Problem
Drop the pictures, then extract the listing word for word.

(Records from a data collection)
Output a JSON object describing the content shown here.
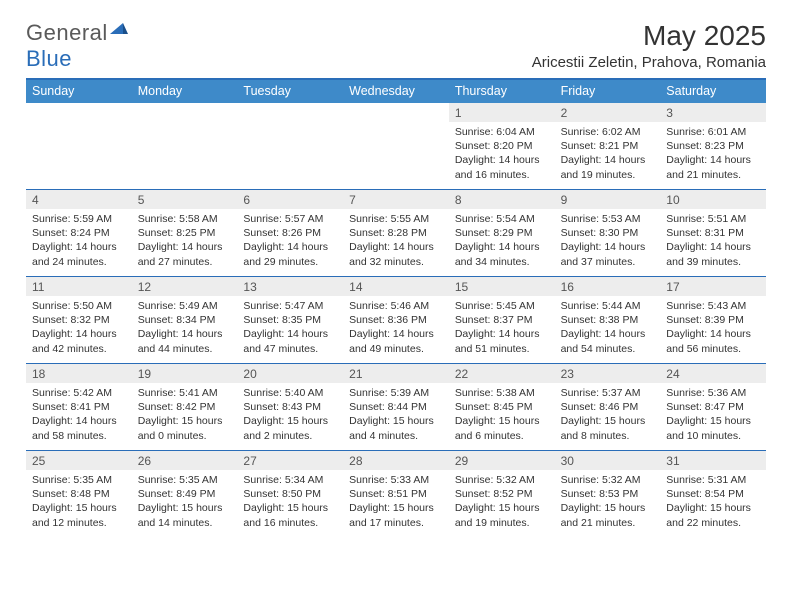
{
  "logo": {
    "general": "General",
    "blue": "Blue"
  },
  "title": "May 2025",
  "location": "Aricestii Zeletin, Prahova, Romania",
  "colors": {
    "header_bg": "#3e8ac9",
    "border": "#2a6db8",
    "daynum_bg": "#ededed",
    "text": "#333333",
    "white": "#ffffff"
  },
  "day_labels": [
    "Sunday",
    "Monday",
    "Tuesday",
    "Wednesday",
    "Thursday",
    "Friday",
    "Saturday"
  ],
  "weeks": [
    [
      {
        "n": "",
        "sr": "",
        "ss": "",
        "dl": ""
      },
      {
        "n": "",
        "sr": "",
        "ss": "",
        "dl": ""
      },
      {
        "n": "",
        "sr": "",
        "ss": "",
        "dl": ""
      },
      {
        "n": "",
        "sr": "",
        "ss": "",
        "dl": ""
      },
      {
        "n": "1",
        "sr": "Sunrise: 6:04 AM",
        "ss": "Sunset: 8:20 PM",
        "dl": "Daylight: 14 hours and 16 minutes."
      },
      {
        "n": "2",
        "sr": "Sunrise: 6:02 AM",
        "ss": "Sunset: 8:21 PM",
        "dl": "Daylight: 14 hours and 19 minutes."
      },
      {
        "n": "3",
        "sr": "Sunrise: 6:01 AM",
        "ss": "Sunset: 8:23 PM",
        "dl": "Daylight: 14 hours and 21 minutes."
      }
    ],
    [
      {
        "n": "4",
        "sr": "Sunrise: 5:59 AM",
        "ss": "Sunset: 8:24 PM",
        "dl": "Daylight: 14 hours and 24 minutes."
      },
      {
        "n": "5",
        "sr": "Sunrise: 5:58 AM",
        "ss": "Sunset: 8:25 PM",
        "dl": "Daylight: 14 hours and 27 minutes."
      },
      {
        "n": "6",
        "sr": "Sunrise: 5:57 AM",
        "ss": "Sunset: 8:26 PM",
        "dl": "Daylight: 14 hours and 29 minutes."
      },
      {
        "n": "7",
        "sr": "Sunrise: 5:55 AM",
        "ss": "Sunset: 8:28 PM",
        "dl": "Daylight: 14 hours and 32 minutes."
      },
      {
        "n": "8",
        "sr": "Sunrise: 5:54 AM",
        "ss": "Sunset: 8:29 PM",
        "dl": "Daylight: 14 hours and 34 minutes."
      },
      {
        "n": "9",
        "sr": "Sunrise: 5:53 AM",
        "ss": "Sunset: 8:30 PM",
        "dl": "Daylight: 14 hours and 37 minutes."
      },
      {
        "n": "10",
        "sr": "Sunrise: 5:51 AM",
        "ss": "Sunset: 8:31 PM",
        "dl": "Daylight: 14 hours and 39 minutes."
      }
    ],
    [
      {
        "n": "11",
        "sr": "Sunrise: 5:50 AM",
        "ss": "Sunset: 8:32 PM",
        "dl": "Daylight: 14 hours and 42 minutes."
      },
      {
        "n": "12",
        "sr": "Sunrise: 5:49 AM",
        "ss": "Sunset: 8:34 PM",
        "dl": "Daylight: 14 hours and 44 minutes."
      },
      {
        "n": "13",
        "sr": "Sunrise: 5:47 AM",
        "ss": "Sunset: 8:35 PM",
        "dl": "Daylight: 14 hours and 47 minutes."
      },
      {
        "n": "14",
        "sr": "Sunrise: 5:46 AM",
        "ss": "Sunset: 8:36 PM",
        "dl": "Daylight: 14 hours and 49 minutes."
      },
      {
        "n": "15",
        "sr": "Sunrise: 5:45 AM",
        "ss": "Sunset: 8:37 PM",
        "dl": "Daylight: 14 hours and 51 minutes."
      },
      {
        "n": "16",
        "sr": "Sunrise: 5:44 AM",
        "ss": "Sunset: 8:38 PM",
        "dl": "Daylight: 14 hours and 54 minutes."
      },
      {
        "n": "17",
        "sr": "Sunrise: 5:43 AM",
        "ss": "Sunset: 8:39 PM",
        "dl": "Daylight: 14 hours and 56 minutes."
      }
    ],
    [
      {
        "n": "18",
        "sr": "Sunrise: 5:42 AM",
        "ss": "Sunset: 8:41 PM",
        "dl": "Daylight: 14 hours and 58 minutes."
      },
      {
        "n": "19",
        "sr": "Sunrise: 5:41 AM",
        "ss": "Sunset: 8:42 PM",
        "dl": "Daylight: 15 hours and 0 minutes."
      },
      {
        "n": "20",
        "sr": "Sunrise: 5:40 AM",
        "ss": "Sunset: 8:43 PM",
        "dl": "Daylight: 15 hours and 2 minutes."
      },
      {
        "n": "21",
        "sr": "Sunrise: 5:39 AM",
        "ss": "Sunset: 8:44 PM",
        "dl": "Daylight: 15 hours and 4 minutes."
      },
      {
        "n": "22",
        "sr": "Sunrise: 5:38 AM",
        "ss": "Sunset: 8:45 PM",
        "dl": "Daylight: 15 hours and 6 minutes."
      },
      {
        "n": "23",
        "sr": "Sunrise: 5:37 AM",
        "ss": "Sunset: 8:46 PM",
        "dl": "Daylight: 15 hours and 8 minutes."
      },
      {
        "n": "24",
        "sr": "Sunrise: 5:36 AM",
        "ss": "Sunset: 8:47 PM",
        "dl": "Daylight: 15 hours and 10 minutes."
      }
    ],
    [
      {
        "n": "25",
        "sr": "Sunrise: 5:35 AM",
        "ss": "Sunset: 8:48 PM",
        "dl": "Daylight: 15 hours and 12 minutes."
      },
      {
        "n": "26",
        "sr": "Sunrise: 5:35 AM",
        "ss": "Sunset: 8:49 PM",
        "dl": "Daylight: 15 hours and 14 minutes."
      },
      {
        "n": "27",
        "sr": "Sunrise: 5:34 AM",
        "ss": "Sunset: 8:50 PM",
        "dl": "Daylight: 15 hours and 16 minutes."
      },
      {
        "n": "28",
        "sr": "Sunrise: 5:33 AM",
        "ss": "Sunset: 8:51 PM",
        "dl": "Daylight: 15 hours and 17 minutes."
      },
      {
        "n": "29",
        "sr": "Sunrise: 5:32 AM",
        "ss": "Sunset: 8:52 PM",
        "dl": "Daylight: 15 hours and 19 minutes."
      },
      {
        "n": "30",
        "sr": "Sunrise: 5:32 AM",
        "ss": "Sunset: 8:53 PM",
        "dl": "Daylight: 15 hours and 21 minutes."
      },
      {
        "n": "31",
        "sr": "Sunrise: 5:31 AM",
        "ss": "Sunset: 8:54 PM",
        "dl": "Daylight: 15 hours and 22 minutes."
      }
    ]
  ]
}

Solution for this problem
Output a JSON object describing the content shown here.
{
  "logo": {
    "general": "General",
    "blue": "Blue"
  },
  "title": "May 2025",
  "location": "Aricestii Zeletin, Prahova, Romania",
  "colors": {
    "header_bg": "#3e8ac9",
    "border": "#2a6db8",
    "daynum_bg": "#ededed",
    "text": "#333333",
    "white": "#ffffff"
  },
  "day_labels": [
    "Sunday",
    "Monday",
    "Tuesday",
    "Wednesday",
    "Thursday",
    "Friday",
    "Saturday"
  ],
  "weeks": [
    [
      {
        "n": "",
        "sr": "",
        "ss": "",
        "dl": ""
      },
      {
        "n": "",
        "sr": "",
        "ss": "",
        "dl": ""
      },
      {
        "n": "",
        "sr": "",
        "ss": "",
        "dl": ""
      },
      {
        "n": "",
        "sr": "",
        "ss": "",
        "dl": ""
      },
      {
        "n": "1",
        "sr": "Sunrise: 6:04 AM",
        "ss": "Sunset: 8:20 PM",
        "dl": "Daylight: 14 hours and 16 minutes."
      },
      {
        "n": "2",
        "sr": "Sunrise: 6:02 AM",
        "ss": "Sunset: 8:21 PM",
        "dl": "Daylight: 14 hours and 19 minutes."
      },
      {
        "n": "3",
        "sr": "Sunrise: 6:01 AM",
        "ss": "Sunset: 8:23 PM",
        "dl": "Daylight: 14 hours and 21 minutes."
      }
    ],
    [
      {
        "n": "4",
        "sr": "Sunrise: 5:59 AM",
        "ss": "Sunset: 8:24 PM",
        "dl": "Daylight: 14 hours and 24 minutes."
      },
      {
        "n": "5",
        "sr": "Sunrise: 5:58 AM",
        "ss": "Sunset: 8:25 PM",
        "dl": "Daylight: 14 hours and 27 minutes."
      },
      {
        "n": "6",
        "sr": "Sunrise: 5:57 AM",
        "ss": "Sunset: 8:26 PM",
        "dl": "Daylight: 14 hours and 29 minutes."
      },
      {
        "n": "7",
        "sr": "Sunrise: 5:55 AM",
        "ss": "Sunset: 8:28 PM",
        "dl": "Daylight: 14 hours and 32 minutes."
      },
      {
        "n": "8",
        "sr": "Sunrise: 5:54 AM",
        "ss": "Sunset: 8:29 PM",
        "dl": "Daylight: 14 hours and 34 minutes."
      },
      {
        "n": "9",
        "sr": "Sunrise: 5:53 AM",
        "ss": "Sunset: 8:30 PM",
        "dl": "Daylight: 14 hours and 37 minutes."
      },
      {
        "n": "10",
        "sr": "Sunrise: 5:51 AM",
        "ss": "Sunset: 8:31 PM",
        "dl": "Daylight: 14 hours and 39 minutes."
      }
    ],
    [
      {
        "n": "11",
        "sr": "Sunrise: 5:50 AM",
        "ss": "Sunset: 8:32 PM",
        "dl": "Daylight: 14 hours and 42 minutes."
      },
      {
        "n": "12",
        "sr": "Sunrise: 5:49 AM",
        "ss": "Sunset: 8:34 PM",
        "dl": "Daylight: 14 hours and 44 minutes."
      },
      {
        "n": "13",
        "sr": "Sunrise: 5:47 AM",
        "ss": "Sunset: 8:35 PM",
        "dl": "Daylight: 14 hours and 47 minutes."
      },
      {
        "n": "14",
        "sr": "Sunrise: 5:46 AM",
        "ss": "Sunset: 8:36 PM",
        "dl": "Daylight: 14 hours and 49 minutes."
      },
      {
        "n": "15",
        "sr": "Sunrise: 5:45 AM",
        "ss": "Sunset: 8:37 PM",
        "dl": "Daylight: 14 hours and 51 minutes."
      },
      {
        "n": "16",
        "sr": "Sunrise: 5:44 AM",
        "ss": "Sunset: 8:38 PM",
        "dl": "Daylight: 14 hours and 54 minutes."
      },
      {
        "n": "17",
        "sr": "Sunrise: 5:43 AM",
        "ss": "Sunset: 8:39 PM",
        "dl": "Daylight: 14 hours and 56 minutes."
      }
    ],
    [
      {
        "n": "18",
        "sr": "Sunrise: 5:42 AM",
        "ss": "Sunset: 8:41 PM",
        "dl": "Daylight: 14 hours and 58 minutes."
      },
      {
        "n": "19",
        "sr": "Sunrise: 5:41 AM",
        "ss": "Sunset: 8:42 PM",
        "dl": "Daylight: 15 hours and 0 minutes."
      },
      {
        "n": "20",
        "sr": "Sunrise: 5:40 AM",
        "ss": "Sunset: 8:43 PM",
        "dl": "Daylight: 15 hours and 2 minutes."
      },
      {
        "n": "21",
        "sr": "Sunrise: 5:39 AM",
        "ss": "Sunset: 8:44 PM",
        "dl": "Daylight: 15 hours and 4 minutes."
      },
      {
        "n": "22",
        "sr": "Sunrise: 5:38 AM",
        "ss": "Sunset: 8:45 PM",
        "dl": "Daylight: 15 hours and 6 minutes."
      },
      {
        "n": "23",
        "sr": "Sunrise: 5:37 AM",
        "ss": "Sunset: 8:46 PM",
        "dl": "Daylight: 15 hours and 8 minutes."
      },
      {
        "n": "24",
        "sr": "Sunrise: 5:36 AM",
        "ss": "Sunset: 8:47 PM",
        "dl": "Daylight: 15 hours and 10 minutes."
      }
    ],
    [
      {
        "n": "25",
        "sr": "Sunrise: 5:35 AM",
        "ss": "Sunset: 8:48 PM",
        "dl": "Daylight: 15 hours and 12 minutes."
      },
      {
        "n": "26",
        "sr": "Sunrise: 5:35 AM",
        "ss": "Sunset: 8:49 PM",
        "dl": "Daylight: 15 hours and 14 minutes."
      },
      {
        "n": "27",
        "sr": "Sunrise: 5:34 AM",
        "ss": "Sunset: 8:50 PM",
        "dl": "Daylight: 15 hours and 16 minutes."
      },
      {
        "n": "28",
        "sr": "Sunrise: 5:33 AM",
        "ss": "Sunset: 8:51 PM",
        "dl": "Daylight: 15 hours and 17 minutes."
      },
      {
        "n": "29",
        "sr": "Sunrise: 5:32 AM",
        "ss": "Sunset: 8:52 PM",
        "dl": "Daylight: 15 hours and 19 minutes."
      },
      {
        "n": "30",
        "sr": "Sunrise: 5:32 AM",
        "ss": "Sunset: 8:53 PM",
        "dl": "Daylight: 15 hours and 21 minutes."
      },
      {
        "n": "31",
        "sr": "Sunrise: 5:31 AM",
        "ss": "Sunset: 8:54 PM",
        "dl": "Daylight: 15 hours and 22 minutes."
      }
    ]
  ]
}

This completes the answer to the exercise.